#### [DESCRIPTION OF THE TASK]
Reproduce the full listing below unchanged, apart from the pictures.

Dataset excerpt
────────────────────────────────────────

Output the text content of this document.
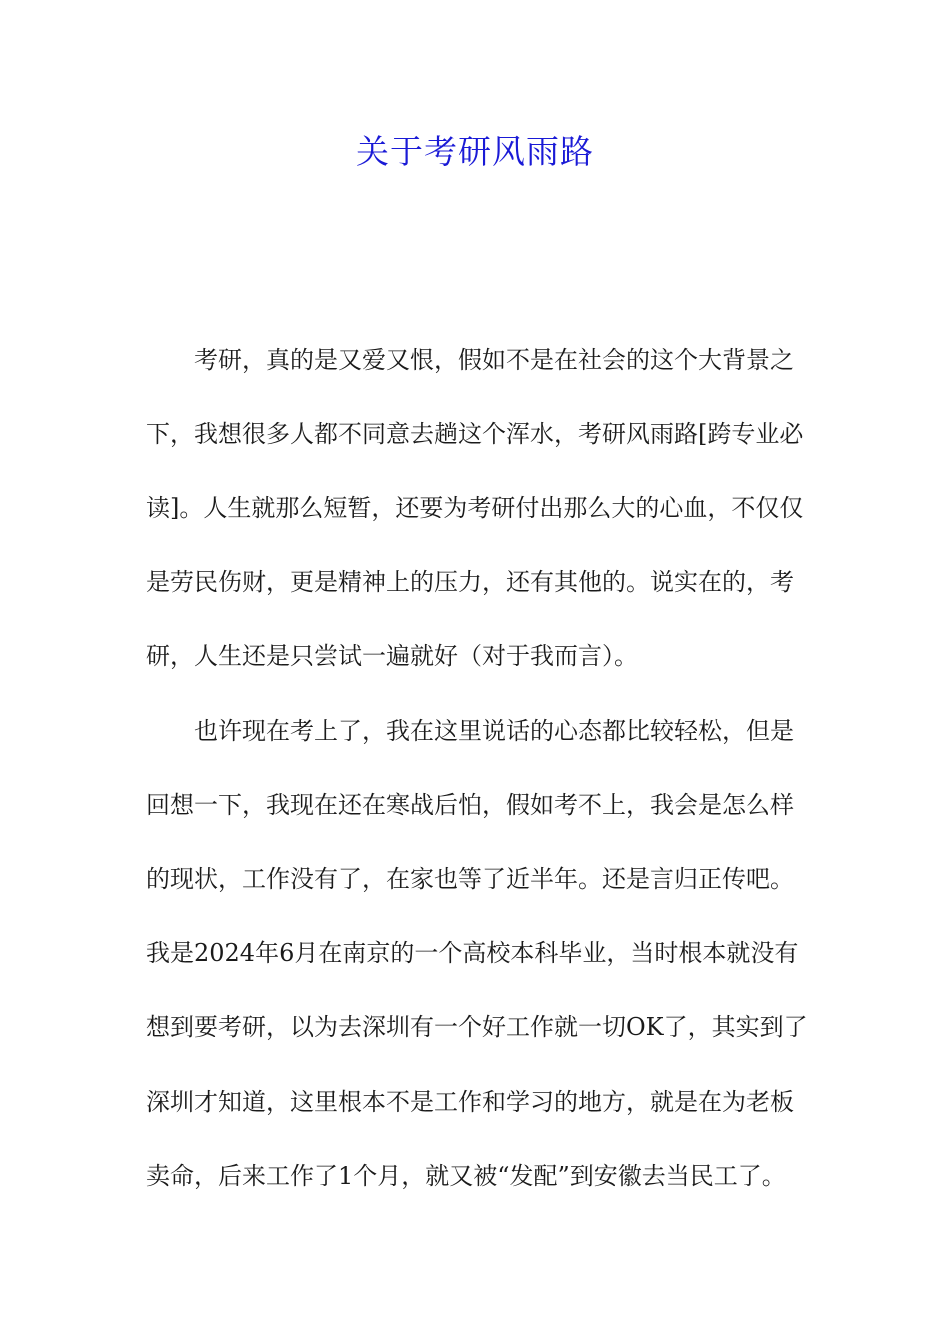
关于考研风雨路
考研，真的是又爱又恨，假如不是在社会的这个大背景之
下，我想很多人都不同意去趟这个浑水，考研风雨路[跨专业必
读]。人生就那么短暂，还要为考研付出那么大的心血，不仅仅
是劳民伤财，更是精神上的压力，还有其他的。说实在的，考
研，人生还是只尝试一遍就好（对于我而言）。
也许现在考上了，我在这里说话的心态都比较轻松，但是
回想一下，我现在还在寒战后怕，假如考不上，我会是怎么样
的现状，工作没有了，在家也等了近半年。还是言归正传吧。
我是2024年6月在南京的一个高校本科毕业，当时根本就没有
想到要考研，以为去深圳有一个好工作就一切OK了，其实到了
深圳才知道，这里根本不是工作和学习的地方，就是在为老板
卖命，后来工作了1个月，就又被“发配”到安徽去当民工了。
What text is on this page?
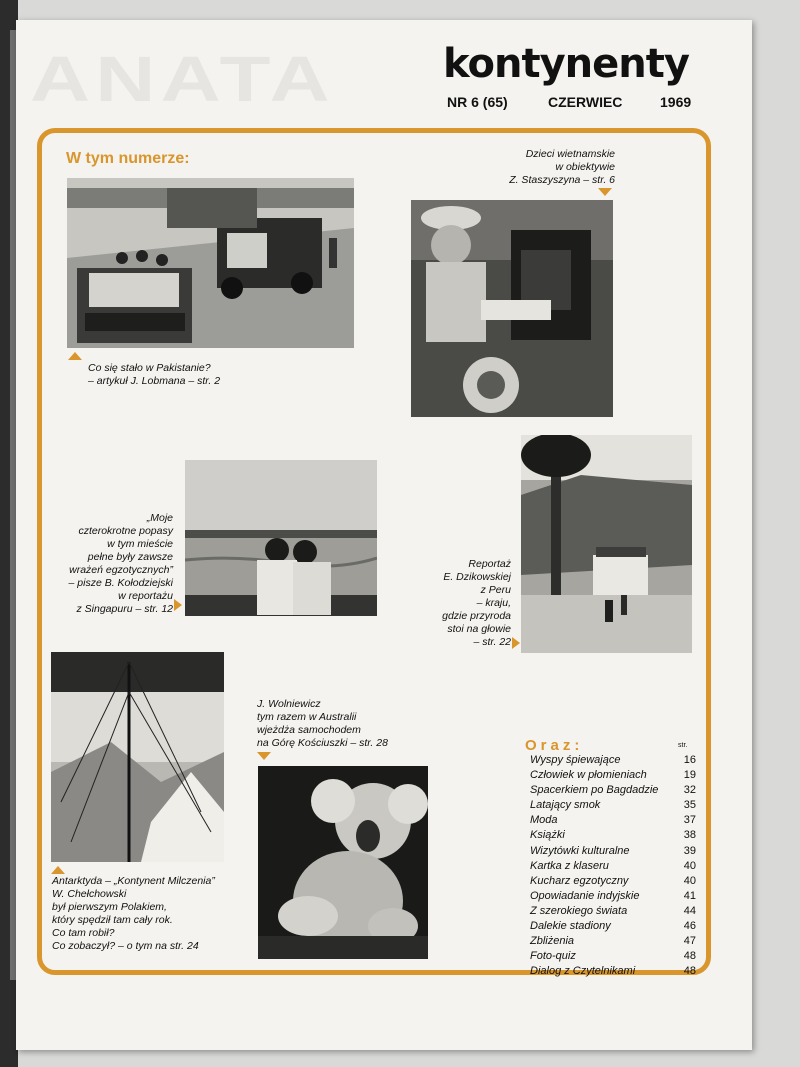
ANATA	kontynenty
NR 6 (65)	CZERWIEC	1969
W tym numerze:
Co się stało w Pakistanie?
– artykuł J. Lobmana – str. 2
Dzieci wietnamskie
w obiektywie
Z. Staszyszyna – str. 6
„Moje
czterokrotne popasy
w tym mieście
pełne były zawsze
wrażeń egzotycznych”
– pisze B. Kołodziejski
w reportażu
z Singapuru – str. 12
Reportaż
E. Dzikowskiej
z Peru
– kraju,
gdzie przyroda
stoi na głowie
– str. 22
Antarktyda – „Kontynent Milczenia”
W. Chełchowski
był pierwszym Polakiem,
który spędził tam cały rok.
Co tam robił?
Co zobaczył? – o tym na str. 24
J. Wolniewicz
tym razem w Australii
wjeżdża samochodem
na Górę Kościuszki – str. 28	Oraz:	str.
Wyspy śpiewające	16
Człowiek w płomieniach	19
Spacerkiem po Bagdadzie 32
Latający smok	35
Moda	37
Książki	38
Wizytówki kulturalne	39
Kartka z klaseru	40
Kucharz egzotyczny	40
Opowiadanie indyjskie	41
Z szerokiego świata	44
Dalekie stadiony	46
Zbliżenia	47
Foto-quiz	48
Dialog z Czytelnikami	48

────────────────────────────────────────

#### [RESULT]
Output the text content of this document.
关于考研风雨路
考研，真的是又爱又恨，假如不是在社会的这个大背景之
下，我想很多人都不同意去趟这个浑水，考研风雨路[跨专业必
读]。人生就那么短暂，还要为考研付出那么大的心血，不仅仅
是劳民伤财，更是精神上的压力，还有其他的。说实在的，考
研，人生还是只尝试一遍就好（对于我而言）。
也许现在考上了，我在这里说话的心态都比较轻松，但是
回想一下，我现在还在寒战后怕，假如考不上，我会是怎么样
的现状，工作没有了，在家也等了近半年。还是言归正传吧。
我是2024年6月在南京的一个高校本科毕业，当时根本就没有
想到要考研，以为去深圳有一个好工作就一切OK了，其实到了
深圳才知道，这里根本不是工作和学习的地方，就是在为老板
卖命，后来工作了1个月，就又被“发配”到安徽去当民工了。
What text is on this page?
ANATA	kontynenty
NR 6 (65)	CZERWIEC	1969
W tym numerze:
Co się stało w Pakistanie?
– artykuł J. Lobmana – str. 2
Dzieci wietnamskie
w obiektywie
Z. Staszyszyna – str. 6
„Moje
czterokrotne popasy
w tym mieście
pełne były zawsze
wrażeń egzotycznych”
– pisze B. Kołodziejski
w reportażu
z Singapuru – str. 12
Reportaż
E. Dzikowskiej
z Peru
– kraju,
gdzie przyroda
stoi na głowie
– str. 22
Antarktyda – „Kontynent Milczenia”
W. Chełchowski
był pierwszym Polakiem,
który spędził tam cały rok.
Co tam robił?
Co zobaczył? – o tym na str. 24
J. Wolniewicz
tym razem w Australii
wjeżdża samochodem
na Górę Kościuszki – str. 28	Oraz:	str.
Wyspy śpiewające	16
Człowiek w płomieniach	19
Spacerkiem po Bagdadzie 32
Latający smok	35
Moda	37
Książki	38
Wizytówki kulturalne	39
Kartka z klaseru	40
Kucharz egzotyczny	40
Opowiadanie indyjskie	41
Z szerokiego świata	44
Dalekie stadiony	46
Zbliżenia	47
Foto-quiz	48
Dialog z Czytelnikami	48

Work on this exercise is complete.